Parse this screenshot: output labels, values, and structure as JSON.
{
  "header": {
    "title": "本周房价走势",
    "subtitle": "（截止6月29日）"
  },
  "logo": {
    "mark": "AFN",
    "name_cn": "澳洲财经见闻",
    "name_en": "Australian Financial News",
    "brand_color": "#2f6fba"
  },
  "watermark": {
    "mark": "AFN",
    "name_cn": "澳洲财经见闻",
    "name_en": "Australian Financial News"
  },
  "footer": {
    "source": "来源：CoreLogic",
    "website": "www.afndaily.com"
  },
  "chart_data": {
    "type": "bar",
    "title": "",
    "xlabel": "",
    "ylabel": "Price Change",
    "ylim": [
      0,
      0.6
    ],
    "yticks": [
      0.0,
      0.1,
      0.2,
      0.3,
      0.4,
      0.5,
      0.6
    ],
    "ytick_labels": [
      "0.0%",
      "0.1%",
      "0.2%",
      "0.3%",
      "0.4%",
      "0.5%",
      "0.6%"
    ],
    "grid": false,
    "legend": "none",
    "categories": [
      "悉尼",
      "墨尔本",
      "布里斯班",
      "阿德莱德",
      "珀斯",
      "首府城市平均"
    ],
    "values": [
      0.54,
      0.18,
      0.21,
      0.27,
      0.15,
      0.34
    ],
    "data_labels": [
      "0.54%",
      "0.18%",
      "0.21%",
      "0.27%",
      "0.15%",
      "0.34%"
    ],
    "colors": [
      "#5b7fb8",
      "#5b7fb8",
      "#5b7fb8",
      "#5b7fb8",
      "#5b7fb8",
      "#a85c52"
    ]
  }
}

------------------------------------------------

### DO THIS
Restate each record word for word.

### EXPECTED ANSWER
Parse this screenshot: output labels, values, and structure as JSON.
{
  "header": {
    "title": "本周房价走势",
    "subtitle": "（截止6月29日）"
  },
  "logo": {
    "mark": "AFN",
    "name_cn": "澳洲财经见闻",
    "name_en": "Australian Financial News",
    "brand_color": "#2f6fba"
  },
  "watermark": {
    "mark": "AFN",
    "name_cn": "澳洲财经见闻",
    "name_en": "Australian Financial News"
  },
  "footer": {
    "source": "来源：CoreLogic",
    "website": "www.afndaily.com"
  },
  "chart_data": {
    "type": "bar",
    "title": "",
    "xlabel": "",
    "ylabel": "Price Change",
    "ylim": [
      0,
      0.6
    ],
    "yticks": [
      0.0,
      0.1,
      0.2,
      0.3,
      0.4,
      0.5,
      0.6
    ],
    "ytick_labels": [
      "0.0%",
      "0.1%",
      "0.2%",
      "0.3%",
      "0.4%",
      "0.5%",
      "0.6%"
    ],
    "grid": false,
    "legend": "none",
    "categories": [
      "悉尼",
      "墨尔本",
      "布里斯班",
      "阿德莱德",
      "珀斯",
      "首府城市平均"
    ],
    "values": [
      0.54,
      0.18,
      0.21,
      0.27,
      0.15,
      0.34
    ],
    "data_labels": [
      "0.54%",
      "0.18%",
      "0.21%",
      "0.27%",
      "0.15%",
      "0.34%"
    ],
    "colors": [
      "#5b7fb8",
      "#5b7fb8",
      "#5b7fb8",
      "#5b7fb8",
      "#5b7fb8",
      "#a85c52"
    ]
  }
}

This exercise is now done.